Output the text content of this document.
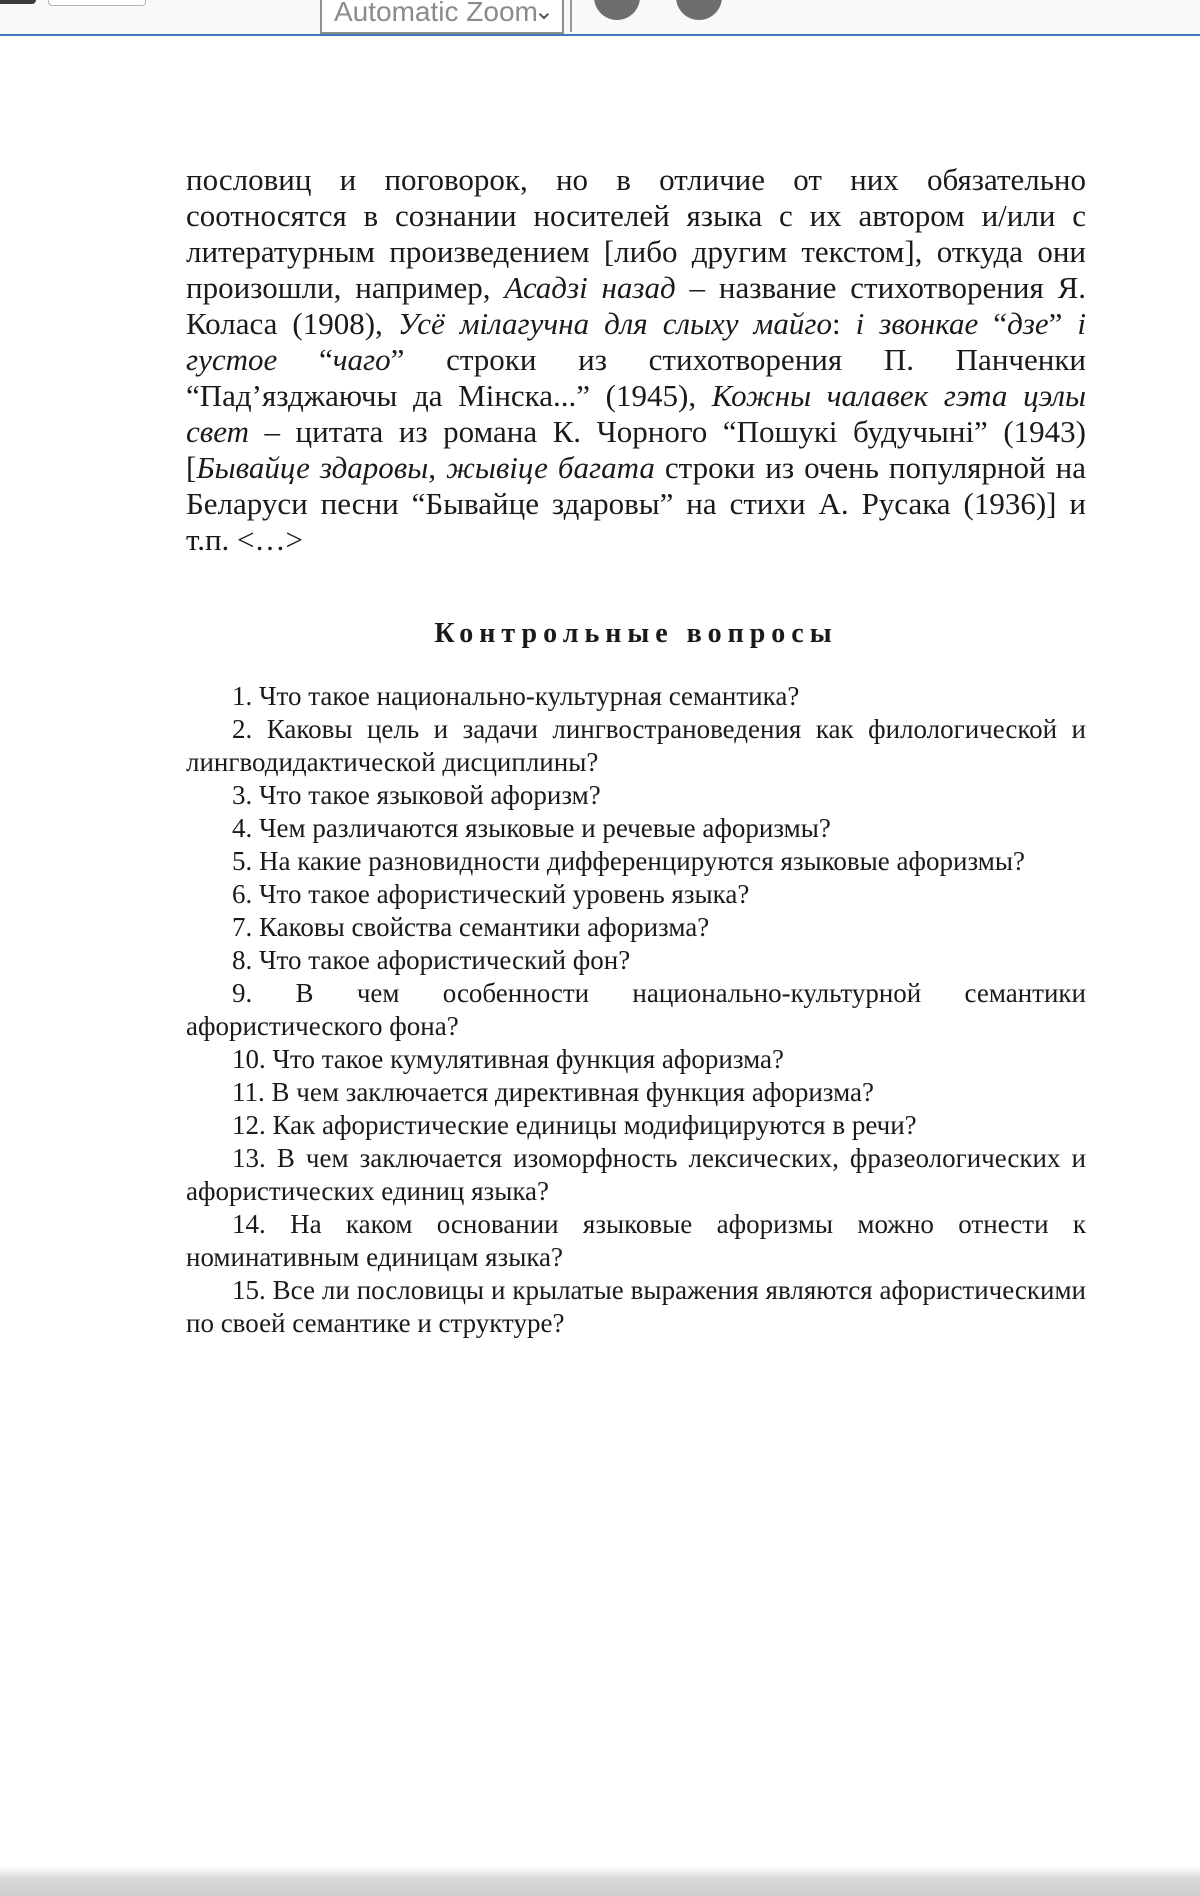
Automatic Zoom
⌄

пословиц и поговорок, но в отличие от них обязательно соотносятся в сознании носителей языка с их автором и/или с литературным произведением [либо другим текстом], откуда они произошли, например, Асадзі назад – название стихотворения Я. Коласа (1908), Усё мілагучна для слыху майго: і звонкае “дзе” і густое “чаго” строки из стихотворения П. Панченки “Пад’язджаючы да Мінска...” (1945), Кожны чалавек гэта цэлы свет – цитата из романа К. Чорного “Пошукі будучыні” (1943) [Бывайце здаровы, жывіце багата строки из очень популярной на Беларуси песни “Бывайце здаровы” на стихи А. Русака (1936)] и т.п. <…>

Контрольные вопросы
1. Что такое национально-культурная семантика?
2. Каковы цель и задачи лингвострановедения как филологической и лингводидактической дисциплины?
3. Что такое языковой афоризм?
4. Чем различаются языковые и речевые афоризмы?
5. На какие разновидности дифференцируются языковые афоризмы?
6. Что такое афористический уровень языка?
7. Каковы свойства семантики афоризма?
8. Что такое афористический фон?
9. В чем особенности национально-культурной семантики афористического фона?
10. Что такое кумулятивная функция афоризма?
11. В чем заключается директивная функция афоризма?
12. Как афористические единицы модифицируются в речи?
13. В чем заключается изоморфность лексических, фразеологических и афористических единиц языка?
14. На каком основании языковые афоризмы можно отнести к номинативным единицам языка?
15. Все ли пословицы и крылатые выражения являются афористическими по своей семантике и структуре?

--------------------------------

WORK TO BE COMPLETED
Search the entries for the word "такое", then list each line that holds it.

RESPONSE
1. Что такое национально-культурная семантика?
3. Что такое языковой афоризм?
6. Что такое афористический уровень языка?
8. Что такое афористический фон?
10. Что такое кумулятивная функция афоризма?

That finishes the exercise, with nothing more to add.